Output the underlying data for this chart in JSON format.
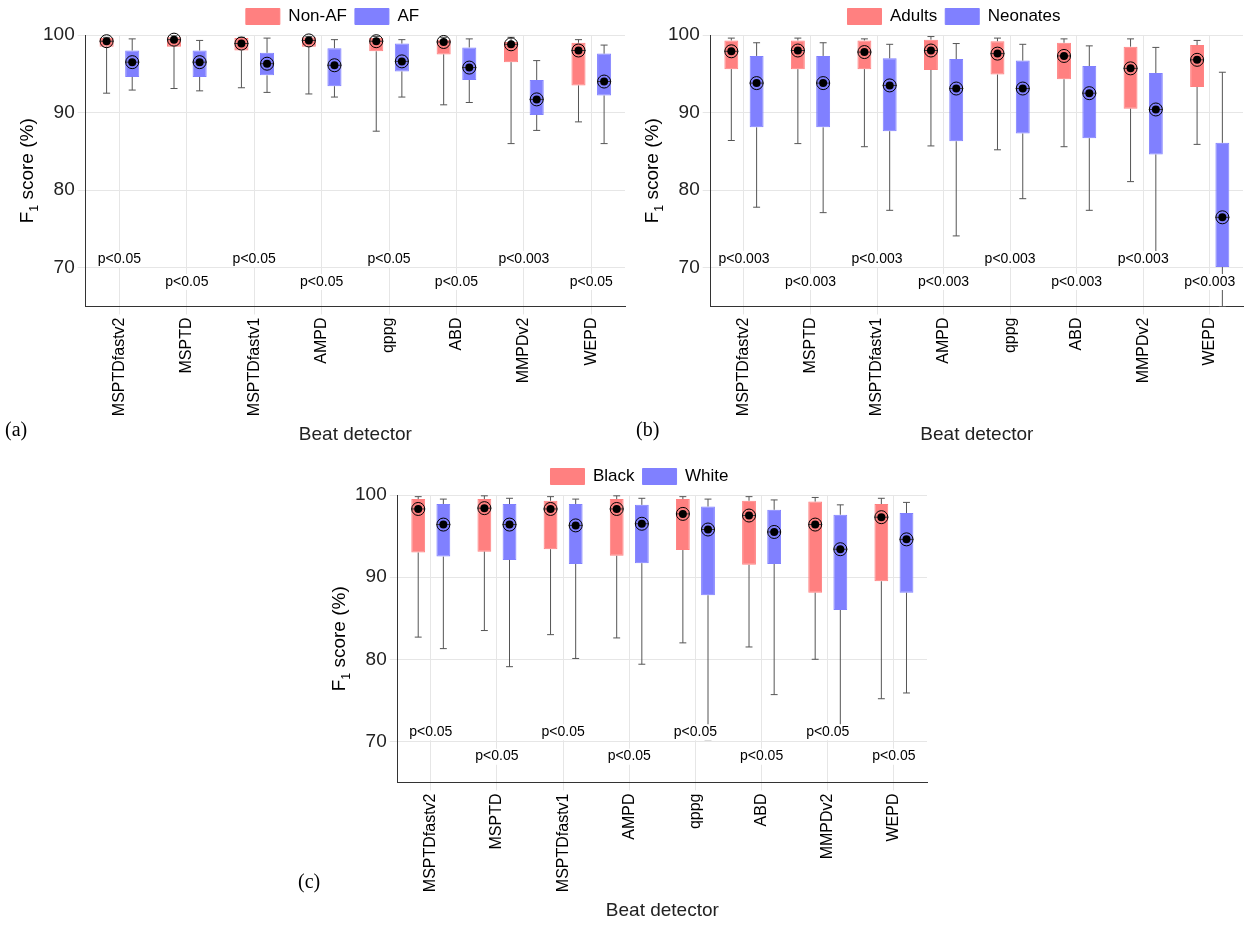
{
  "chart_data": [
    {
      "type": "box",
      "xlabel": "Beat detector",
      "ylabel": "F$_{1}$ score (%)",
      "categories": [
        "MSPTDfastv2",
        "MSPTD",
        "MSPTDfastv1",
        "AMPD",
        "qppg",
        "ABD",
        "MMPDv2",
        "WEPD"
      ],
      "ylim": [
        65,
        100
      ],
      "yticks": [
        70,
        80,
        90,
        100
      ],
      "grid": true,
      "legend": "top",
      "series": [
        {
          "name": "Non-AF",
          "color": "#ff8080",
          "boxes": [
            {
              "low": 92.5,
              "q1": 98.5,
              "median": 99.2,
              "q3": 99.6,
              "high": 99.7,
              "mean": 99.2
            },
            {
              "low": 93.1,
              "q1": 98.5,
              "median": 99.4,
              "q3": 99.7,
              "high": 99.9,
              "mean": 99.4
            },
            {
              "low": 93.2,
              "q1": 98.0,
              "median": 98.9,
              "q3": 99.6,
              "high": 99.7,
              "mean": 98.9
            },
            {
              "low": 92.4,
              "q1": 98.5,
              "median": 99.3,
              "q3": 99.7,
              "high": 99.8,
              "mean": 99.3
            },
            {
              "low": 87.6,
              "q1": 97.9,
              "median": 99.2,
              "q3": 99.6,
              "high": 99.8,
              "mean": 99.2
            },
            {
              "low": 91.0,
              "q1": 97.5,
              "median": 99.1,
              "q3": 99.4,
              "high": 99.7,
              "mean": 99.1
            },
            {
              "low": 86.0,
              "q1": 96.5,
              "median": 98.8,
              "q3": 99.1,
              "high": 99.7,
              "mean": 98.8
            },
            {
              "low": 88.8,
              "q1": 93.5,
              "median": 98.0,
              "q3": 99.0,
              "high": 99.4,
              "mean": 98.0
            }
          ]
        },
        {
          "name": "AF",
          "color": "#8080ff",
          "boxes": [
            {
              "low": 92.9,
              "q1": 94.6,
              "median": 96.5,
              "q3": 98.0,
              "high": 99.5,
              "mean": 96.5
            },
            {
              "low": 92.8,
              "q1": 94.6,
              "median": 96.5,
              "q3": 98.0,
              "high": 99.3,
              "mean": 96.5
            },
            {
              "low": 92.6,
              "q1": 94.8,
              "median": 96.3,
              "q3": 97.7,
              "high": 99.6,
              "mean": 96.3
            },
            {
              "low": 92.0,
              "q1": 93.4,
              "median": 96.1,
              "q3": 98.3,
              "high": 99.4,
              "mean": 96.1
            },
            {
              "low": 92.0,
              "q1": 95.3,
              "median": 96.6,
              "q3": 98.9,
              "high": 99.4,
              "mean": 96.6
            },
            {
              "low": 91.3,
              "q1": 94.2,
              "median": 95.8,
              "q3": 98.4,
              "high": 99.5,
              "mean": 95.8
            },
            {
              "low": 87.7,
              "q1": 89.7,
              "median": 91.7,
              "q3": 94.2,
              "high": 96.7,
              "mean": 91.7
            },
            {
              "low": 86.0,
              "q1": 92.2,
              "median": 94.0,
              "q3": 97.6,
              "high": 98.7,
              "mean": 94.0
            }
          ]
        }
      ],
      "annotations": [
        "(a)",
        "p<0.05",
        "p<0.05",
        "p<0.05",
        "p<0.05",
        "p<0.05",
        "p<0.05",
        "p<0.003",
        "p<0.05"
      ]
    },
    {
      "type": "box",
      "xlabel": "Beat detector",
      "ylabel": "F$_{1}$ score (%)",
      "categories": [
        "MSPTDfastv2",
        "MSPTD",
        "MSPTDfastv1",
        "AMPD",
        "qppg",
        "ABD",
        "MMPDv2",
        "WEPD"
      ],
      "ylim": [
        65,
        100
      ],
      "yticks": [
        70,
        80,
        90,
        100
      ],
      "grid": true,
      "legend": "top",
      "series": [
        {
          "name": "Adults",
          "color": "#ff8080",
          "boxes": [
            {
              "low": 86.4,
              "q1": 95.6,
              "median": 97.9,
              "q3": 99.3,
              "high": 99.6,
              "mean": 97.9
            },
            {
              "low": 86.0,
              "q1": 95.6,
              "median": 98.0,
              "q3": 99.3,
              "high": 99.6,
              "mean": 98.0
            },
            {
              "low": 85.6,
              "q1": 95.6,
              "median": 97.8,
              "q3": 99.3,
              "high": 99.5,
              "mean": 97.8
            },
            {
              "low": 85.7,
              "q1": 95.5,
              "median": 98.0,
              "q3": 99.4,
              "high": 99.8,
              "mean": 98.0
            },
            {
              "low": 85.2,
              "q1": 94.9,
              "median": 97.6,
              "q3": 99.2,
              "high": 99.6,
              "mean": 97.6
            },
            {
              "low": 85.6,
              "q1": 94.3,
              "median": 97.3,
              "q3": 99.0,
              "high": 99.5,
              "mean": 97.3
            },
            {
              "low": 81.1,
              "q1": 90.5,
              "median": 95.7,
              "q3": 98.5,
              "high": 99.5,
              "mean": 95.7
            },
            {
              "low": 85.9,
              "q1": 93.3,
              "median": 96.8,
              "q3": 98.7,
              "high": 99.3,
              "mean": 96.8
            }
          ]
        },
        {
          "name": "Neonates",
          "color": "#8080ff",
          "boxes": [
            {
              "low": 77.8,
              "q1": 88.1,
              "median": 93.8,
              "q3": 97.3,
              "high": 99.0,
              "mean": 93.8
            },
            {
              "low": 77.1,
              "q1": 88.1,
              "median": 93.8,
              "q3": 97.3,
              "high": 99.0,
              "mean": 93.8
            },
            {
              "low": 77.4,
              "q1": 87.6,
              "median": 93.5,
              "q3": 97.0,
              "high": 98.8,
              "mean": 93.5
            },
            {
              "low": 74.1,
              "q1": 86.3,
              "median": 93.1,
              "q3": 96.9,
              "high": 98.9,
              "mean": 93.1
            },
            {
              "low": 78.9,
              "q1": 87.3,
              "median": 93.1,
              "q3": 96.7,
              "high": 98.8,
              "mean": 93.1
            },
            {
              "low": 77.4,
              "q1": 86.7,
              "median": 92.5,
              "q3": 96.0,
              "high": 98.6,
              "mean": 92.5
            },
            {
              "low": 70.2,
              "q1": 84.6,
              "median": 90.4,
              "q3": 95.1,
              "high": 98.4,
              "mean": 90.4
            },
            {
              "low": 65,
              "q1": 70.1,
              "median": 76.5,
              "q3": 86.1,
              "high": 95.2,
              "mean": 76.5
            }
          ]
        }
      ],
      "annotations": [
        "(b)",
        "p<0.003",
        "p<0.003",
        "p<0.003",
        "p<0.003",
        "p<0.003",
        "p<0.003",
        "p<0.003",
        "p<0.003"
      ]
    },
    {
      "type": "box",
      "xlabel": "Beat detector",
      "ylabel": "F$_{1}$ score (%)",
      "categories": [
        "MSPTDfastv2",
        "MSPTD",
        "MSPTDfastv1",
        "AMPD",
        "qppg",
        "ABD",
        "MMPDv2",
        "WEPD"
      ],
      "ylim": [
        65,
        100
      ],
      "yticks": [
        70,
        80,
        90,
        100
      ],
      "grid": true,
      "legend": "top",
      "series": [
        {
          "name": "Black",
          "color": "#ff8080",
          "boxes": [
            {
              "low": 82.7,
              "q1": 93.0,
              "median": 98.3,
              "q3": 99.5,
              "high": 99.8,
              "mean": 98.3
            },
            {
              "low": 83.5,
              "q1": 93.1,
              "median": 98.4,
              "q3": 99.5,
              "high": 99.9,
              "mean": 98.4
            },
            {
              "low": 83.0,
              "q1": 93.4,
              "median": 98.3,
              "q3": 99.3,
              "high": 99.8,
              "mean": 98.3
            },
            {
              "low": 82.6,
              "q1": 92.6,
              "median": 98.3,
              "q3": 99.5,
              "high": 99.9,
              "mean": 98.3
            },
            {
              "low": 82.0,
              "q1": 93.3,
              "median": 97.7,
              "q3": 99.5,
              "high": 99.8,
              "mean": 97.7
            },
            {
              "low": 81.5,
              "q1": 91.5,
              "median": 97.5,
              "q3": 99.3,
              "high": 99.8,
              "mean": 97.5
            },
            {
              "low": 80.0,
              "q1": 88.1,
              "median": 96.4,
              "q3": 99.2,
              "high": 99.7,
              "mean": 96.4
            },
            {
              "low": 75.2,
              "q1": 89.5,
              "median": 97.3,
              "q3": 98.9,
              "high": 99.6,
              "mean": 97.3
            }
          ]
        },
        {
          "name": "White",
          "color": "#8080ff",
          "boxes": [
            {
              "low": 81.3,
              "q1": 92.5,
              "median": 96.4,
              "q3": 98.9,
              "high": 99.5,
              "mean": 96.4
            },
            {
              "low": 79.1,
              "q1": 92.1,
              "median": 96.4,
              "q3": 98.9,
              "high": 99.6,
              "mean": 96.4
            },
            {
              "low": 80.1,
              "q1": 91.6,
              "median": 96.3,
              "q3": 98.9,
              "high": 99.5,
              "mean": 96.3
            },
            {
              "low": 79.4,
              "q1": 91.7,
              "median": 96.5,
              "q3": 98.8,
              "high": 99.6,
              "mean": 96.5
            },
            {
              "low": 70.2,
              "q1": 87.8,
              "median": 95.8,
              "q3": 98.6,
              "high": 99.5,
              "mean": 95.8
            },
            {
              "low": 75.7,
              "q1": 91.6,
              "median": 95.5,
              "q3": 98.2,
              "high": 99.4,
              "mean": 95.5
            },
            {
              "low": 71.9,
              "q1": 86.0,
              "median": 93.4,
              "q3": 97.6,
              "high": 98.8,
              "mean": 93.4
            },
            {
              "low": 75.9,
              "q1": 88.1,
              "median": 94.6,
              "q3": 97.8,
              "high": 99.1,
              "mean": 94.6
            }
          ]
        }
      ],
      "annotations": [
        "(c)",
        "p<0.05",
        "p<0.05",
        "p<0.05",
        "p<0.05",
        "p<0.05",
        "p<0.05",
        "p<0.05",
        "p<0.05"
      ]
    }
  ]
}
◇ ◇ ◇ ◇
Search the records for the string "name" and return every line in which it occurs.

**Task output**
          "name": "Non-AF",
          "name": "AF",
          "name": "Adults",
          "name": "Neonates",
          "name": "Black",
          "name": "White",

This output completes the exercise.